Records excerpted from a collection
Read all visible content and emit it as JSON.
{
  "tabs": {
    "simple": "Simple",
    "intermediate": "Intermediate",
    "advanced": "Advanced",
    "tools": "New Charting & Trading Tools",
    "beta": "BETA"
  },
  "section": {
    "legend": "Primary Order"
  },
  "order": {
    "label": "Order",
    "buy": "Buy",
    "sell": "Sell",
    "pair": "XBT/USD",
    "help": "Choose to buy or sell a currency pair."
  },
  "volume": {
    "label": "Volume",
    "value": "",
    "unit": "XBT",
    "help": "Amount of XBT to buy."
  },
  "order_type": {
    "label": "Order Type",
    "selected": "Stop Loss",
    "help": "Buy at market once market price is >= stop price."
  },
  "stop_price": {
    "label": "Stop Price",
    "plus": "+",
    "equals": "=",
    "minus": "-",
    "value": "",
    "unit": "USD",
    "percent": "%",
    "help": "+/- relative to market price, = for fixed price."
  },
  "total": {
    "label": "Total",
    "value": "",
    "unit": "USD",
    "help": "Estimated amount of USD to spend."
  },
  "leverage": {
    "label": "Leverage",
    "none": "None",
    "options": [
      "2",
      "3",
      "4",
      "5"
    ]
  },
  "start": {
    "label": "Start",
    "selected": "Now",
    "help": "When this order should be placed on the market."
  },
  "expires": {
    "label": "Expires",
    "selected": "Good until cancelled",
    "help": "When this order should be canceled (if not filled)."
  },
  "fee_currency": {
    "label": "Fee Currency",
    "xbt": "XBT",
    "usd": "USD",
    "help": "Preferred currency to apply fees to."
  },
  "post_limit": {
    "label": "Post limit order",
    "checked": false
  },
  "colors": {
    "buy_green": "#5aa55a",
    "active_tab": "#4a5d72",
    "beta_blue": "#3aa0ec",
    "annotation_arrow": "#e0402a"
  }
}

Aim:
Above are some records; extract every one of them exactly.

Result of this exercise:
Read all visible content and emit it as JSON.
{
  "tabs": {
    "simple": "Simple",
    "intermediate": "Intermediate",
    "advanced": "Advanced",
    "tools": "New Charting & Trading Tools",
    "beta": "BETA"
  },
  "section": {
    "legend": "Primary Order"
  },
  "order": {
    "label": "Order",
    "buy": "Buy",
    "sell": "Sell",
    "pair": "XBT/USD",
    "help": "Choose to buy or sell a currency pair."
  },
  "volume": {
    "label": "Volume",
    "value": "",
    "unit": "XBT",
    "help": "Amount of XBT to buy."
  },
  "order_type": {
    "label": "Order Type",
    "selected": "Stop Loss",
    "help": "Buy at market once market price is >= stop price."
  },
  "stop_price": {
    "label": "Stop Price",
    "plus": "+",
    "equals": "=",
    "minus": "-",
    "value": "",
    "unit": "USD",
    "percent": "%",
    "help": "+/- relative to market price, = for fixed price."
  },
  "total": {
    "label": "Total",
    "value": "",
    "unit": "USD",
    "help": "Estimated amount of USD to spend."
  },
  "leverage": {
    "label": "Leverage",
    "none": "None",
    "options": [
      "2",
      "3",
      "4",
      "5"
    ]
  },
  "start": {
    "label": "Start",
    "selected": "Now",
    "help": "When this order should be placed on the market."
  },
  "expires": {
    "label": "Expires",
    "selected": "Good until cancelled",
    "help": "When this order should be canceled (if not filled)."
  },
  "fee_currency": {
    "label": "Fee Currency",
    "xbt": "XBT",
    "usd": "USD",
    "help": "Preferred currency to apply fees to."
  },
  "post_limit": {
    "label": "Post limit order",
    "checked": false
  },
  "colors": {
    "buy_green": "#5aa55a",
    "active_tab": "#4a5d72",
    "beta_blue": "#3aa0ec",
    "annotation_arrow": "#e0402a"
  }
}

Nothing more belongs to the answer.